Task to complete
Could you copy every line from the material below in which "access" appears?
*-*-*
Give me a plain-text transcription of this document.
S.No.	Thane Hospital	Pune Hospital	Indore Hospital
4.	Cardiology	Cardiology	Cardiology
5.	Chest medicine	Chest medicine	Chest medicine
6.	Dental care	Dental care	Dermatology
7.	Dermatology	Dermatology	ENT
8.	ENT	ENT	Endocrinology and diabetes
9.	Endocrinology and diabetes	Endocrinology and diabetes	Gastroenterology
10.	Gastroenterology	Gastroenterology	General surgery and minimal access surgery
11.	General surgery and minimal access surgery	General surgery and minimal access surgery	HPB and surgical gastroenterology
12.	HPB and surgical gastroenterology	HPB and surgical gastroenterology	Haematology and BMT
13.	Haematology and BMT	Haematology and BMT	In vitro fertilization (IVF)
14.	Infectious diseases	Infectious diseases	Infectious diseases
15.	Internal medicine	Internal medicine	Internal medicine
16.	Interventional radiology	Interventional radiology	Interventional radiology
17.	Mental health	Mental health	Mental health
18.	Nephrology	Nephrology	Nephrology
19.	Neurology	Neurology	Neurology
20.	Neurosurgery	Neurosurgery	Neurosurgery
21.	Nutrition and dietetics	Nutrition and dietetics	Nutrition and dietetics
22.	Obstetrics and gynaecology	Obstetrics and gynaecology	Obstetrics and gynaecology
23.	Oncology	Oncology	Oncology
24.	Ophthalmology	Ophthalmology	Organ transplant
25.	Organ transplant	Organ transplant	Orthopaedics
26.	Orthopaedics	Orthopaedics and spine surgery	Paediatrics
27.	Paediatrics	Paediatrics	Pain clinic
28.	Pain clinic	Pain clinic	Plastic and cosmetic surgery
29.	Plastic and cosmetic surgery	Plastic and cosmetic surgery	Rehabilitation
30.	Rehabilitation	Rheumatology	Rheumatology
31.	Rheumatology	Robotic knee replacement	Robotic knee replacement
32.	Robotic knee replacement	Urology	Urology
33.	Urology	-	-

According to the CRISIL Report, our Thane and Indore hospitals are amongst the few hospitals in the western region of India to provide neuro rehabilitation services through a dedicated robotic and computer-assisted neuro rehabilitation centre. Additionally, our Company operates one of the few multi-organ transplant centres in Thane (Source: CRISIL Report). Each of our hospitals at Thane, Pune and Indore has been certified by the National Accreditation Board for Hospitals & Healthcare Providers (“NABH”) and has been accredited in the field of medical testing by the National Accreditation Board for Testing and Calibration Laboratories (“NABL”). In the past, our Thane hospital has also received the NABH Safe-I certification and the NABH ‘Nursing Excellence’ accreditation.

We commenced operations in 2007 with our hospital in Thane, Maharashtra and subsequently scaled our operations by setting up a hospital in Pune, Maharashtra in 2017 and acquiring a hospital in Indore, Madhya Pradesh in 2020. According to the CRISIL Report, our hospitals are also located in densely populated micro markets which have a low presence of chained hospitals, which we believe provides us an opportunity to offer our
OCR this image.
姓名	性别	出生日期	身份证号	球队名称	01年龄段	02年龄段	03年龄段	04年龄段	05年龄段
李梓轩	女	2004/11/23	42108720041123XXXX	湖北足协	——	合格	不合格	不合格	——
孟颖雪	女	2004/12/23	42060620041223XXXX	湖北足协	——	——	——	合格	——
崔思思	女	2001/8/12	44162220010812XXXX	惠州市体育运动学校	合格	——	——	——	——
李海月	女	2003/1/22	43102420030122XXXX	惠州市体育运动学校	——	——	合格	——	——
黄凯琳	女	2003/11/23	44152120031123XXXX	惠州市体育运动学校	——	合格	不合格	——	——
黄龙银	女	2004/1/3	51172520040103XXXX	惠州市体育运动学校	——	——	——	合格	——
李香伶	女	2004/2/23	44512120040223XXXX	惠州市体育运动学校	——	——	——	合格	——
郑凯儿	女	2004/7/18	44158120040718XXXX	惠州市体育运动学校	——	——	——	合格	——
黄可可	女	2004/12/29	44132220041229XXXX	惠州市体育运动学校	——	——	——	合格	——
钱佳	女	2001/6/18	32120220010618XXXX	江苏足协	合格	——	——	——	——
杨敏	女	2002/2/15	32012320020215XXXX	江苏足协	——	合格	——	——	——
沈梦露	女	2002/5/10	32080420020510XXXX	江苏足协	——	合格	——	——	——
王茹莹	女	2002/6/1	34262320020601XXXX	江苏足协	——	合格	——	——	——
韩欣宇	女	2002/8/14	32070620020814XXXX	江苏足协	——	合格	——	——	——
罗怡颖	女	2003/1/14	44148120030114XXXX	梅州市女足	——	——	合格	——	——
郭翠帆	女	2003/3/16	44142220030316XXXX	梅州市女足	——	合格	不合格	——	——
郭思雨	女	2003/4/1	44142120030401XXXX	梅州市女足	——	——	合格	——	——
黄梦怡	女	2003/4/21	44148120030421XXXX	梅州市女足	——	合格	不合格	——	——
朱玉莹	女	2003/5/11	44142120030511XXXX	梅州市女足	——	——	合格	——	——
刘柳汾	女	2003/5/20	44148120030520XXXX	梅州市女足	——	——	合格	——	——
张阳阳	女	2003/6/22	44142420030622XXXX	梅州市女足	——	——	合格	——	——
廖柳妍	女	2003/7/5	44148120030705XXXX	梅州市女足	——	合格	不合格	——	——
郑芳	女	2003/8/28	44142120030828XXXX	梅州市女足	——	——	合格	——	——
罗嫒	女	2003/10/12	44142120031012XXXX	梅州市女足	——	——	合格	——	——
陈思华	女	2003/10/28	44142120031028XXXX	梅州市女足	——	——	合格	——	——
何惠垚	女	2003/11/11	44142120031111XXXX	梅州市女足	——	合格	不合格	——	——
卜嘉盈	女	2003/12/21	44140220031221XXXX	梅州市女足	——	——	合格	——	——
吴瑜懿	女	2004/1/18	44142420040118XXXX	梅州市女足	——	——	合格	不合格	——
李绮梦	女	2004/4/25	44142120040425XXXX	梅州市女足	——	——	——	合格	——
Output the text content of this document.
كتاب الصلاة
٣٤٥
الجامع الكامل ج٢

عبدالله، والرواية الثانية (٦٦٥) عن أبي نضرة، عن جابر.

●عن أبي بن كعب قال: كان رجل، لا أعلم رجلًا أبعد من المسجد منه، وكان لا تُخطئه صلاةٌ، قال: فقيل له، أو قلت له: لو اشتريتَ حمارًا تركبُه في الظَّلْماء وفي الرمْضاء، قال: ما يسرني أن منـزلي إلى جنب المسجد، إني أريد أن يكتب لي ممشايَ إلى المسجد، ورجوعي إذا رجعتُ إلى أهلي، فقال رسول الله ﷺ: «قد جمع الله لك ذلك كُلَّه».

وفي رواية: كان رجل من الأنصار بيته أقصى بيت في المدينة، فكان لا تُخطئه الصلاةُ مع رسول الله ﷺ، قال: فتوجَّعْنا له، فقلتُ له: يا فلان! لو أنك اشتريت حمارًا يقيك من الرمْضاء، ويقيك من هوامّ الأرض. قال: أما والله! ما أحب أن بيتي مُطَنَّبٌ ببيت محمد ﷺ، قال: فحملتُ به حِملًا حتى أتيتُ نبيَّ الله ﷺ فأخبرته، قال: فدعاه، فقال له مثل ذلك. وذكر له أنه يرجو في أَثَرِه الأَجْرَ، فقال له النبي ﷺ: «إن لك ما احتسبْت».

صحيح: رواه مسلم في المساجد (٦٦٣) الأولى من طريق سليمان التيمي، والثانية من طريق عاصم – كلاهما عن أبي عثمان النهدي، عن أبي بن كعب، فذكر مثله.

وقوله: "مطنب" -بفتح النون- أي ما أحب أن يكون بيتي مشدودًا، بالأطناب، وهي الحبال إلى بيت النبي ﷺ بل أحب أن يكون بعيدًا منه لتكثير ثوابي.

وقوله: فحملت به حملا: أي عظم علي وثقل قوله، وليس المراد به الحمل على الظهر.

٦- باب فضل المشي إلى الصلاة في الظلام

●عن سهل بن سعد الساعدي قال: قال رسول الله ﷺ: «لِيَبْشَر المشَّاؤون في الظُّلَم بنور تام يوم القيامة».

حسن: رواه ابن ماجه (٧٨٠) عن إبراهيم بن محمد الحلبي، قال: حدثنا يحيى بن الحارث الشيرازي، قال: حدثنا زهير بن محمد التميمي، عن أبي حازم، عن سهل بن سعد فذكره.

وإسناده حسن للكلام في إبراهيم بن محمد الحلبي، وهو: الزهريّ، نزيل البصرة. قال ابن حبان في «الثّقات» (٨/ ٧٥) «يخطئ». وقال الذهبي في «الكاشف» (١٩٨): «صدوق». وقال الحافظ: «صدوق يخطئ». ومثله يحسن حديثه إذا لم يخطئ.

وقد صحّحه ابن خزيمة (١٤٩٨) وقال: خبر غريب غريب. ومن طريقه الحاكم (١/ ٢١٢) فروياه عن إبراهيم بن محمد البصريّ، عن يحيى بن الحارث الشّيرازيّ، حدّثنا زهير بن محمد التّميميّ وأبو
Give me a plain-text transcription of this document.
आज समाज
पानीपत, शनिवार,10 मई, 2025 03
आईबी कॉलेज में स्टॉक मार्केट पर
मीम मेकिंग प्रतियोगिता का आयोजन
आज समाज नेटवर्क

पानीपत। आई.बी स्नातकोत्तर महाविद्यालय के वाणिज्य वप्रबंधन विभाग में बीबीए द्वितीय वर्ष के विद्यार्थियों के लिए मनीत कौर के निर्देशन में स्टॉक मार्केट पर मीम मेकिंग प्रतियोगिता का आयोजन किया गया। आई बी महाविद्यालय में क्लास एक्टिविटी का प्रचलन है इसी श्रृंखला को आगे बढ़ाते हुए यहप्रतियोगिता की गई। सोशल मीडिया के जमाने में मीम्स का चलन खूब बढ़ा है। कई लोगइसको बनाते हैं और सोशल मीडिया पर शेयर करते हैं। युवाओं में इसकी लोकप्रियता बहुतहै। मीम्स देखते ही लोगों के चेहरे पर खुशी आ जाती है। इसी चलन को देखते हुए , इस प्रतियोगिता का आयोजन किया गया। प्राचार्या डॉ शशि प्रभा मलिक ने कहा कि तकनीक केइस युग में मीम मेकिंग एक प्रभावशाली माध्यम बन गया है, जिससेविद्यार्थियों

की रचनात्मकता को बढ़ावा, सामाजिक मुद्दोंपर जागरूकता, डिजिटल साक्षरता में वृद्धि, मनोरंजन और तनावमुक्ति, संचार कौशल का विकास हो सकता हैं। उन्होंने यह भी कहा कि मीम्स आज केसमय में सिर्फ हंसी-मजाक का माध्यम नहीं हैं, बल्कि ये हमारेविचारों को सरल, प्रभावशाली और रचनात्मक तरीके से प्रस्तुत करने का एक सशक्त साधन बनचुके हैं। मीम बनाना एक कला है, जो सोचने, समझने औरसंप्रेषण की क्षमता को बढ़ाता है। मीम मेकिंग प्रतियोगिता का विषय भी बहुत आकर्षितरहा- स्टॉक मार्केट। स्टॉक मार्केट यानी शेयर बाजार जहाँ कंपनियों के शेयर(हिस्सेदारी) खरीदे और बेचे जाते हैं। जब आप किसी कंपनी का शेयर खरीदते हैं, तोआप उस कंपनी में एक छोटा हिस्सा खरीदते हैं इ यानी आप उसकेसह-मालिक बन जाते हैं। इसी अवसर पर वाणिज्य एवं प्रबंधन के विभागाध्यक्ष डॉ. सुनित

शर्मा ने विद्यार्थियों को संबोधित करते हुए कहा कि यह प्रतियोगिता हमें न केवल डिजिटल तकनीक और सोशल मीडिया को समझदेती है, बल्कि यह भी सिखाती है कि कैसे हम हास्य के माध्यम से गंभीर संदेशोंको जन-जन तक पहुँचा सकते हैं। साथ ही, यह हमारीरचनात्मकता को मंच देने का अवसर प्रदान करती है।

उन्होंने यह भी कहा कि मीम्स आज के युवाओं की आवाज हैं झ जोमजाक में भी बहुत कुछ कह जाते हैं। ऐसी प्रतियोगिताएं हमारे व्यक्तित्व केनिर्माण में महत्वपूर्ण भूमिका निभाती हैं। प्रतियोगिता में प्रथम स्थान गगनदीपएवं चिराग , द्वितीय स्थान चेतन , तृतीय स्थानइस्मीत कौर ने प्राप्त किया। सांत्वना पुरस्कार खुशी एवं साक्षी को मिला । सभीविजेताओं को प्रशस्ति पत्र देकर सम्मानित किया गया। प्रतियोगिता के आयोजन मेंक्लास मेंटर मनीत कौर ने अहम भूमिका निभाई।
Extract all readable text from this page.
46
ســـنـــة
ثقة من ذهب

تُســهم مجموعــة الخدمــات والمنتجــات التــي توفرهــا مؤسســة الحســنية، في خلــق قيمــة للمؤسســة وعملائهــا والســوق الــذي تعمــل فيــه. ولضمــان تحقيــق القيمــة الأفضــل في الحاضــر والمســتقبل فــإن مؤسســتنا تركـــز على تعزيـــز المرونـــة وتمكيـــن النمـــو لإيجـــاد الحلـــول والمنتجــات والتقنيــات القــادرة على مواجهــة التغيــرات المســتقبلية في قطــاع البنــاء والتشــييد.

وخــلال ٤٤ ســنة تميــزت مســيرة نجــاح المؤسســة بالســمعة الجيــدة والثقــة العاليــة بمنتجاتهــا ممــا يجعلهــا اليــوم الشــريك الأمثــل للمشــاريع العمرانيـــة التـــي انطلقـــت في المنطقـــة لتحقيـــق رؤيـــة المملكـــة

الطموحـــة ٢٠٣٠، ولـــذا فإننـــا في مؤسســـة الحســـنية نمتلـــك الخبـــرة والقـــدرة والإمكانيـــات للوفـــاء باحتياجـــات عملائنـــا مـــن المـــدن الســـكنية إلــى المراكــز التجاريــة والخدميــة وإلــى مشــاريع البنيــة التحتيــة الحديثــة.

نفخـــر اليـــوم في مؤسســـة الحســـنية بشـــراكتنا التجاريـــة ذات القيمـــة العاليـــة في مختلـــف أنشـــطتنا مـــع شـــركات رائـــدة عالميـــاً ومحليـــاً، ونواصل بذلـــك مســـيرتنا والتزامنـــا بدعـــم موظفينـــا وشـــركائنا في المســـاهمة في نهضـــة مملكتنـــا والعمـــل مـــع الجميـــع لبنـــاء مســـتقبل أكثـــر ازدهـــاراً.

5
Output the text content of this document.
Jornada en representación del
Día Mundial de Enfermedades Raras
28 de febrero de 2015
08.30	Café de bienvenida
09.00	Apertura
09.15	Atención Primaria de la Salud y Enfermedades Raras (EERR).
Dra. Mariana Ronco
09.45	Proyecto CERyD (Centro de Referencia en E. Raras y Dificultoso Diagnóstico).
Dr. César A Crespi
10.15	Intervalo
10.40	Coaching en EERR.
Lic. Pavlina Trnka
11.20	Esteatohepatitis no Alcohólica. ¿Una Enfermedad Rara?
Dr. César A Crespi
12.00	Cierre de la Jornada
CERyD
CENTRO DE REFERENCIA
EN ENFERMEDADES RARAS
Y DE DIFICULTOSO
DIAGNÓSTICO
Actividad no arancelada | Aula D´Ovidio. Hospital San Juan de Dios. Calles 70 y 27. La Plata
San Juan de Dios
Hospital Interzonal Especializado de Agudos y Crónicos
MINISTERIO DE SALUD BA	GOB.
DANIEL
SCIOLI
*-*-*
Response to the task
10.	Gastroenterology	Gastroenterology	General surgery and minimal access surgery
11.	General surgery and minimal access surgery	General surgery and minimal access surgery	HPB and surgical gastroenterology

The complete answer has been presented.